## begin DATA SHOWN

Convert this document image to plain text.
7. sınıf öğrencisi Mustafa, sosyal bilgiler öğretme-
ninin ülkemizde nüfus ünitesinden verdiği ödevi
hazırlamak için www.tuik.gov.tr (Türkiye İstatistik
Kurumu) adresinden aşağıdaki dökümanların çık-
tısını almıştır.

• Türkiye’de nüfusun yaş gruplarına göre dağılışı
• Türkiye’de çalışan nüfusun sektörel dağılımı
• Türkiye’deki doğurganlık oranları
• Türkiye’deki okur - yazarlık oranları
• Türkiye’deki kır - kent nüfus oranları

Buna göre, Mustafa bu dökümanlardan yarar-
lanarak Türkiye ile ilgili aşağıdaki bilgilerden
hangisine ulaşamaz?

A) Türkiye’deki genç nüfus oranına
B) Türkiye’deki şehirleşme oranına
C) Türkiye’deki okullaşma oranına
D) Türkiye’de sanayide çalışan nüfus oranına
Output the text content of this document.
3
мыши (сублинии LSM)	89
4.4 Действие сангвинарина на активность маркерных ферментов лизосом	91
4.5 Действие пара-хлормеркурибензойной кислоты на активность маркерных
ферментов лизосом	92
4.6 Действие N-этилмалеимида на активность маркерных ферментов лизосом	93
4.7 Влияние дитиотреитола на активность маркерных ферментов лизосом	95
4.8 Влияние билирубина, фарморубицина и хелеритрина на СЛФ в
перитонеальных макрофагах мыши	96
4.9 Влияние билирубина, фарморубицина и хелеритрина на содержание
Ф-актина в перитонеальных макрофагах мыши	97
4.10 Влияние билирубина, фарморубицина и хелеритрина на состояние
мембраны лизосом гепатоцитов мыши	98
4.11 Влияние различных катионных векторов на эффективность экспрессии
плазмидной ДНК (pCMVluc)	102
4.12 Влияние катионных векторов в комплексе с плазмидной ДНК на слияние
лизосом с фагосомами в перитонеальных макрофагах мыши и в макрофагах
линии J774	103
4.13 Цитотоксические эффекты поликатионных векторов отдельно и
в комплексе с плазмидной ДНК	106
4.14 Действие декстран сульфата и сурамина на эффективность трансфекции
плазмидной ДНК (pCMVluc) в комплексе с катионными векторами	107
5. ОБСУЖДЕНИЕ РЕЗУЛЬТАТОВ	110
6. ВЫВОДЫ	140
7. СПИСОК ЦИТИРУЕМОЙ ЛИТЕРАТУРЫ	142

## end DATA SHOWN

§ **GOAL OF THE EXERCISE**: All of the entries need to be reproduced exactly; please write them out.

§ **TASK RESPONSE**:
Convert this document image to plain text.
7. sınıf öğrencisi Mustafa, sosyal bilgiler öğretme-
ninin ülkemizde nüfus ünitesinden verdiği ödevi
hazırlamak için www.tuik.gov.tr (Türkiye İstatistik
Kurumu) adresinden aşağıdaki dökümanların çık-
tısını almıştır.

• Türkiye’de nüfusun yaş gruplarına göre dağılışı
• Türkiye’de çalışan nüfusun sektörel dağılımı
• Türkiye’deki doğurganlık oranları
• Türkiye’deki okur - yazarlık oranları
• Türkiye’deki kır - kent nüfus oranları

Buna göre, Mustafa bu dökümanlardan yarar-
lanarak Türkiye ile ilgili aşağıdaki bilgilerden
hangisine ulaşamaz?

A) Türkiye’deki genç nüfus oranına
B) Türkiye’deki şehirleşme oranına
C) Türkiye’deki okullaşma oranına
D) Türkiye’de sanayide çalışan nüfus oranına
Output the text content of this document.
3
мыши (сублинии LSM)	89
4.4 Действие сангвинарина на активность маркерных ферментов лизосом	91
4.5 Действие пара-хлормеркурибензойной кислоты на активность маркерных
ферментов лизосом	92
4.6 Действие N-этилмалеимида на активность маркерных ферментов лизосом	93
4.7 Влияние дитиотреитола на активность маркерных ферментов лизосом	95
4.8 Влияние билирубина, фарморубицина и хелеритрина на СЛФ в
перитонеальных макрофагах мыши	96
4.9 Влияние билирубина, фарморубицина и хелеритрина на содержание
Ф-актина в перитонеальных макрофагах мыши	97
4.10 Влияние билирубина, фарморубицина и хелеритрина на состояние
мембраны лизосом гепатоцитов мыши	98
4.11 Влияние различных катионных векторов на эффективность экспрессии
плазмидной ДНК (pCMVluc)	102
4.12 Влияние катионных векторов в комплексе с плазмидной ДНК на слияние
лизосом с фагосомами в перитонеальных макрофагах мыши и в макрофагах
линии J774	103
4.13 Цитотоксические эффекты поликатионных векторов отдельно и
в комплексе с плазмидной ДНК	106
4.14 Действие декстран сульфата и сурамина на эффективность трансфекции
плазмидной ДНК (pCMVluc) в комплексе с катионными векторами	107
5. ОБСУЖДЕНИЕ РЕЗУЛЬТАТОВ	110
6. ВЫВОДЫ	140
7. СПИСОК ЦИТИРУЕМОЙ ЛИТЕРАТУРЫ	142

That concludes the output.